# What to work on:
a) Answer these questions from the 1,2-dioxane entry:
(i) What CAS Number does it list?
(ii) What boiling point range does it give in degrees Celsius?
(iii) What do acids and bases decompose the compound to?
b) Transcribe the 1,2-dioxane entry word for word between "Identifiers" and "(241–243 °F; 389–390 K)", inclusive.

# Passage:
=== Section Start ===

1,2-Dioxane
- Names: Preferred IUPAC name 1,2-Dioxane

Identifiers
- CAS Number: 5703-46-8;
- 3D model (JSmol): Interactive image;
- ChEBI: CHEBI:48426;
- ChemSpider: 122188;
- PubChem CID: 138570;
- UNII: DK6UQU3A2W;
- CompTox Dashboard (EPA): DTXSID50205644 ;

Properties
- Chemical formula: C_{4}H_{8}O_{2}
- Molar mass: 88.106 g·mol^{−1}
- Appearance: colorless liquid
- Boiling point: 116–117 °C (241–243 °F; 389–390 K)

= 1,2-Dioxane =

1,2-Dioxane or o-dioxane is an organic compound with the molecular formula (CH_{2})_{4}O_{2}, classified as a cyclic peroxide. Its synthesis was reported in 1956 by Criegee and Müller, who prepared it by reacting butane-1,4-diol bis(methanesulfonate) with hydrogen peroxide and distilled it as a colorless liquid. Acids and bases decompose it to gamma-hydroxybutyraldehyde.

Substituted 1,2-dioxanes have also been prepared, and some have been isolated from natural sources.

=== Section End ===

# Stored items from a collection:
=== Section Start ===

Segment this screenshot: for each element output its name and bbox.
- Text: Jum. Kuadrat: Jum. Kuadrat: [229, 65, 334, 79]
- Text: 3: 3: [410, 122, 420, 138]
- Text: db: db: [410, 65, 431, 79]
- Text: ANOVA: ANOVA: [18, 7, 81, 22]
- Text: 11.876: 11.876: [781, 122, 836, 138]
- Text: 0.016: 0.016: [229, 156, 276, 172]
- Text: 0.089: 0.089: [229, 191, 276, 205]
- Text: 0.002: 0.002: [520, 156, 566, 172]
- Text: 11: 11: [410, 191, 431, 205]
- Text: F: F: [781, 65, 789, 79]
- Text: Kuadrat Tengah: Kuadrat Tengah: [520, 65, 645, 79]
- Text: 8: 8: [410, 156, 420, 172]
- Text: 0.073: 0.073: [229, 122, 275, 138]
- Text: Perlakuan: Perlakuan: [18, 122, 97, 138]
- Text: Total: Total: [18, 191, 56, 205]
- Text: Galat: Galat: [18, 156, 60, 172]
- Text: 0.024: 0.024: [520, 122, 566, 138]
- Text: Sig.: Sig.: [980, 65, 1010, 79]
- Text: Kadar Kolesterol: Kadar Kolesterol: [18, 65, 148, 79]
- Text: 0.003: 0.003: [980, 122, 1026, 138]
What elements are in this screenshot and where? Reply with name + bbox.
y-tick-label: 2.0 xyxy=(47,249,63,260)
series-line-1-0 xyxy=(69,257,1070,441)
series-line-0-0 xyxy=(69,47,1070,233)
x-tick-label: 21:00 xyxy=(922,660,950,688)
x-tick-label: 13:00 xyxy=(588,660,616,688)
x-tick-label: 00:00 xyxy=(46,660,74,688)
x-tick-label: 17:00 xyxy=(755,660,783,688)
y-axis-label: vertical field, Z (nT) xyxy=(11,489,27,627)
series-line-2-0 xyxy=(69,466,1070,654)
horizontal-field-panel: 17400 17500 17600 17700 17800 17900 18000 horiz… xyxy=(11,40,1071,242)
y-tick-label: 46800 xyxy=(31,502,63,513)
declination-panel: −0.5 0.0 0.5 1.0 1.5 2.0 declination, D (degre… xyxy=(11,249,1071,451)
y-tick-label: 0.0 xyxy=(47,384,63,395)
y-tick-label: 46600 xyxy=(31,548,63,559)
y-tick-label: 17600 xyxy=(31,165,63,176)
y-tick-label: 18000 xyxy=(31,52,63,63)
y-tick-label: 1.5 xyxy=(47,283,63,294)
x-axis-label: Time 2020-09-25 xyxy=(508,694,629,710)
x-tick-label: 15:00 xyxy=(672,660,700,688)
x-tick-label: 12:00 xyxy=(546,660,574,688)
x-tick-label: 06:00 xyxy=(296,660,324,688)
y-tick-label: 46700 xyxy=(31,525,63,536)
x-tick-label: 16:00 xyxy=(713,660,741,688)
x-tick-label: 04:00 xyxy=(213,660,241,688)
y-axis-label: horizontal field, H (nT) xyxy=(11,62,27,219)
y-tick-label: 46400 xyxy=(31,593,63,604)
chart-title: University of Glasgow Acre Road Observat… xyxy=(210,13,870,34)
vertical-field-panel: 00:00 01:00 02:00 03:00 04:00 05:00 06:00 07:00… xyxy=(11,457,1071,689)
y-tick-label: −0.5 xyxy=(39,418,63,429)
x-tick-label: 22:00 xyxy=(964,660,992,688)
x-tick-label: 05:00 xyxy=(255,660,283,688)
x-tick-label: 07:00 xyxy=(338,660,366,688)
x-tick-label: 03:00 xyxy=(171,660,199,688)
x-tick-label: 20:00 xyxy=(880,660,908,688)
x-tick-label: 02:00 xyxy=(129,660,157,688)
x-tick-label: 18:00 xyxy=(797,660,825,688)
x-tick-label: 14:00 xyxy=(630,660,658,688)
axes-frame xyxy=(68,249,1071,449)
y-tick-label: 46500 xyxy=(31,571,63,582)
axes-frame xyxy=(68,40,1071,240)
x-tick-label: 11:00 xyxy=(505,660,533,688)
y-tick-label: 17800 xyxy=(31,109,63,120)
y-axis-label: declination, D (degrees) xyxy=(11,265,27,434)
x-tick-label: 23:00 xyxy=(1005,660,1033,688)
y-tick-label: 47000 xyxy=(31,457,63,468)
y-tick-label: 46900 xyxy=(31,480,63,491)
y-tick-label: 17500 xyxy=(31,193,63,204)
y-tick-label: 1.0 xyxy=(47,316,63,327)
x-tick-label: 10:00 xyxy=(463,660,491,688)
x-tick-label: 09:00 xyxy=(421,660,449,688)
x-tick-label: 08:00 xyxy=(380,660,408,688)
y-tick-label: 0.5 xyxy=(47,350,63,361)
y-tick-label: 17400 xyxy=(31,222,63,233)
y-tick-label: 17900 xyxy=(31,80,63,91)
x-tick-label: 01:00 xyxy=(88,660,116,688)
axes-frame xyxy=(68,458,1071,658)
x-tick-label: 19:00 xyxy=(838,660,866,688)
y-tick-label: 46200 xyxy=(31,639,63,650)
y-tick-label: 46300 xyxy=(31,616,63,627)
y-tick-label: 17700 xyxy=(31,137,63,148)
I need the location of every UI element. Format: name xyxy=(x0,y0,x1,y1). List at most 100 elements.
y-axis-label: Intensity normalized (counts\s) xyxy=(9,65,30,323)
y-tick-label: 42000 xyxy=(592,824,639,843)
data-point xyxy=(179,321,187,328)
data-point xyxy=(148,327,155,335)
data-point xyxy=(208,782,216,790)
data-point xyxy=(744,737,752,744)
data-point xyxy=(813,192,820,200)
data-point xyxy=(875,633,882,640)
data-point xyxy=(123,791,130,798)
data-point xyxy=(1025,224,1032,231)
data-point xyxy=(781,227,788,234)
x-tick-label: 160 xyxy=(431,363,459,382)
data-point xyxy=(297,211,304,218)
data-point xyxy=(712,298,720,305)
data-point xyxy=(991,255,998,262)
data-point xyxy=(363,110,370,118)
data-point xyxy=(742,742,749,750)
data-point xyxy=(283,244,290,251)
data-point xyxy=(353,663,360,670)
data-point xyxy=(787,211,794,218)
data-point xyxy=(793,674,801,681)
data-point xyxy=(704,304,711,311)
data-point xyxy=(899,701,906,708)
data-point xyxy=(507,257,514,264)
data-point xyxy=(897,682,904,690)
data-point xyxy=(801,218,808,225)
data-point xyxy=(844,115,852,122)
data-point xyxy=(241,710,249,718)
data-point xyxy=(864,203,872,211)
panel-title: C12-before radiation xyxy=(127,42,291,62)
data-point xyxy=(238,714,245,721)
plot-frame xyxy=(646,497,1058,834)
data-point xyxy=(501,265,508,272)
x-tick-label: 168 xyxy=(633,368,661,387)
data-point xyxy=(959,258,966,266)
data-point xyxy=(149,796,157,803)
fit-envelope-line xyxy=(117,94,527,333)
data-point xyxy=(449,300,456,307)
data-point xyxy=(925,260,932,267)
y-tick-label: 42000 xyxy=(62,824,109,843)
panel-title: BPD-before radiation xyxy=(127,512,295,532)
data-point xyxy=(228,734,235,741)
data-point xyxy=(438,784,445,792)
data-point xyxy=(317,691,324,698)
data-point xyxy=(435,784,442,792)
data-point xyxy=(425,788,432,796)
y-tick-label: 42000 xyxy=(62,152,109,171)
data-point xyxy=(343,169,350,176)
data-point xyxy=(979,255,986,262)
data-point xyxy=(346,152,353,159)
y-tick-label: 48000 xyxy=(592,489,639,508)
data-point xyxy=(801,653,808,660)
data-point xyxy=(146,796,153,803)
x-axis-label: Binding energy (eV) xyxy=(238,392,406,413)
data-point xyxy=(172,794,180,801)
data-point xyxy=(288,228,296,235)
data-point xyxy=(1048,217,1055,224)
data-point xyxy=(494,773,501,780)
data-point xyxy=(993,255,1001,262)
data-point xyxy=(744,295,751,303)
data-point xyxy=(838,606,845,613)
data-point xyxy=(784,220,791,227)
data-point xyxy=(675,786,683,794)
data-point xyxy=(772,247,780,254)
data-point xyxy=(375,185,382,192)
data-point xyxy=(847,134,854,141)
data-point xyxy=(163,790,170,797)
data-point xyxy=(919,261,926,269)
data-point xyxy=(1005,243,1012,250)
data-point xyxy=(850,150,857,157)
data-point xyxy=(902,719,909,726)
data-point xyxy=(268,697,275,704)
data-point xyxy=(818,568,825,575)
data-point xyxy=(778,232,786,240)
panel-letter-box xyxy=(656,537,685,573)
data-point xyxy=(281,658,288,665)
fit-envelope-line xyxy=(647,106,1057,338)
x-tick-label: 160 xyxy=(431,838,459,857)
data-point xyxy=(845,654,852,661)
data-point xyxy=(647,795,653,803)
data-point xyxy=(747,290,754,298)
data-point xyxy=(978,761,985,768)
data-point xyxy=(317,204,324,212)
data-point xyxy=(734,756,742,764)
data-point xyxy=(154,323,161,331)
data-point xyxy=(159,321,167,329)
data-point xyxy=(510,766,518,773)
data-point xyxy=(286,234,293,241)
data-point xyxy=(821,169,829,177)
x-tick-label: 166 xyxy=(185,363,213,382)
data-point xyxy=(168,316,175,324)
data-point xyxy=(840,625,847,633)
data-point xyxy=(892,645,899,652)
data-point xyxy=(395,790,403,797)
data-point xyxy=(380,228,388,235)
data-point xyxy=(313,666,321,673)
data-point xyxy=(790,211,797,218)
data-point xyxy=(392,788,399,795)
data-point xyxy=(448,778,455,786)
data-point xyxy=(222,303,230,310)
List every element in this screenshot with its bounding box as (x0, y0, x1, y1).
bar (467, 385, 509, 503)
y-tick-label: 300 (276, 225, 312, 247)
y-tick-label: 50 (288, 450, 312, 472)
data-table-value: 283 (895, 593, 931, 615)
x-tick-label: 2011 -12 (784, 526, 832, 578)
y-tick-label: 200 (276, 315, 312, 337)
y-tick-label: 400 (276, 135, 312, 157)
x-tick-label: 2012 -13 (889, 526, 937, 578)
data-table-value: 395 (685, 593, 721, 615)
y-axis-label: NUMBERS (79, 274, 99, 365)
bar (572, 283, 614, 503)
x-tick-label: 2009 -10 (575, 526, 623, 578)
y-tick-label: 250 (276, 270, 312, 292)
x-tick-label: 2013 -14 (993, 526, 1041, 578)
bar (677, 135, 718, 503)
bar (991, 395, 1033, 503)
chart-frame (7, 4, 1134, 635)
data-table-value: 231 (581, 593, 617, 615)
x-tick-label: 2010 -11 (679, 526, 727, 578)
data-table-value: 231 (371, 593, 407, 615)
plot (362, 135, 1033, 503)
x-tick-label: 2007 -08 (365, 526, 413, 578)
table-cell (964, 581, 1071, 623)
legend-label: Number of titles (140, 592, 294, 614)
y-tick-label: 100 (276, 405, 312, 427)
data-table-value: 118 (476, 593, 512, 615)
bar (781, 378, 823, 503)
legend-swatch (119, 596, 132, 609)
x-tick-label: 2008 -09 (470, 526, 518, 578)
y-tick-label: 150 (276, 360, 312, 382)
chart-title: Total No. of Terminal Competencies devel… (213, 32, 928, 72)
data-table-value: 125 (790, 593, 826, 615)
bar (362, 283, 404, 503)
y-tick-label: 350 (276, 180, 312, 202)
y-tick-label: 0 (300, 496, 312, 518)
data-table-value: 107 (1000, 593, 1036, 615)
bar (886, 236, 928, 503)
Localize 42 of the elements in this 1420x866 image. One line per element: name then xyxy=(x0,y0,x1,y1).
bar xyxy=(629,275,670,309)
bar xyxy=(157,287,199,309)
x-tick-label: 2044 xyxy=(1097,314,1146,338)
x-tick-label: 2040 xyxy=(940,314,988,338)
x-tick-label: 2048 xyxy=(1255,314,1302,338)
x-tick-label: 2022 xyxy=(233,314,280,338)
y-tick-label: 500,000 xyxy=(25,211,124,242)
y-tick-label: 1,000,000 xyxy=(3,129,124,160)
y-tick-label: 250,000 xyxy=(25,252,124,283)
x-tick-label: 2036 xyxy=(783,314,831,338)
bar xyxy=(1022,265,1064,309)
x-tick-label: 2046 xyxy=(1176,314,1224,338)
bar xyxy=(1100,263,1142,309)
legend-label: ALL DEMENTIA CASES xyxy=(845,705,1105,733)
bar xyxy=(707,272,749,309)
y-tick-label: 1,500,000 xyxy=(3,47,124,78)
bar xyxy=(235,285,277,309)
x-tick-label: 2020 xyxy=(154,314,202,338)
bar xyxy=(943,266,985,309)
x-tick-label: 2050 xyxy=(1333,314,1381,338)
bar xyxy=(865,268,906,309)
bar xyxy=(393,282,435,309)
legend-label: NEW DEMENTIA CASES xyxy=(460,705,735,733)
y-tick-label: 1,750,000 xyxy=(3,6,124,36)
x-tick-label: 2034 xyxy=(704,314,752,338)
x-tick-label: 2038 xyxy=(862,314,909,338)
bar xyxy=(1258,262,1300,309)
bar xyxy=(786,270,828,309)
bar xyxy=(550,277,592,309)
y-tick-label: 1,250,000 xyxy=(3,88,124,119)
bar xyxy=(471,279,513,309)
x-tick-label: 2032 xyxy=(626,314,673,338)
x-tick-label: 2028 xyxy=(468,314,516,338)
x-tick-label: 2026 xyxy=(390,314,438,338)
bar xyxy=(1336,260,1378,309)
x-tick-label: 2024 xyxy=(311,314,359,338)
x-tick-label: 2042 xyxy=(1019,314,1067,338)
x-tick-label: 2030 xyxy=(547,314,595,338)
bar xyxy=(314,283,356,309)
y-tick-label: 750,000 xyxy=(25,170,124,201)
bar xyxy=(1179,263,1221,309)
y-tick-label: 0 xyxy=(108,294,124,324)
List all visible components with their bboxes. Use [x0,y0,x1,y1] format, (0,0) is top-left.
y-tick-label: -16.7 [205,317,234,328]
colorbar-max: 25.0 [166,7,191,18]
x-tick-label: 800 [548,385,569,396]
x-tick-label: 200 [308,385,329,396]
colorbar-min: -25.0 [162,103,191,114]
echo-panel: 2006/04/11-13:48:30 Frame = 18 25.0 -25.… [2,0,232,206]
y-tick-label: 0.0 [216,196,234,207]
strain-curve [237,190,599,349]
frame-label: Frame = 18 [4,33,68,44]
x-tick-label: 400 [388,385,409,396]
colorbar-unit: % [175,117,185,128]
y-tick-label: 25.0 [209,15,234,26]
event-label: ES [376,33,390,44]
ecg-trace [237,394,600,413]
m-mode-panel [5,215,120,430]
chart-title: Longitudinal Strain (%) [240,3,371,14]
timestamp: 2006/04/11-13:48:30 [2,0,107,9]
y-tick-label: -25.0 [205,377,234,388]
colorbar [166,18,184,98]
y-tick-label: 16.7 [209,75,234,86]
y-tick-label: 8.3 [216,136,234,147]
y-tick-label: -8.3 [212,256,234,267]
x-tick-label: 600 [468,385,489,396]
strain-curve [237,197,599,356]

=== Section End ===

# Task answers:
a)
(i) 5703-46-8
(ii) 116–117 °C
(iii) Gamma-hydroxybutyraldehyde

b)
Identifiers
- CAS Number: 5703-46-8;
- 3D model (JSmol): Interactive image;
- ChEBI: CHEBI:48426;
- ChemSpider: 122188;
- PubChem CID: 138570;
- UNII: DK6UQU3A2W;
- CompTox Dashboard (EPA): DTXSID50205644 ;

Properties
- Chemical formula: C_{4}H_{8}O_{2}
- Molar mass: 88.106 g·mol^{−1}
- Appearance: colorless liquid
- Boiling point: 116–117 °C (241–243 °F; 389–390 K)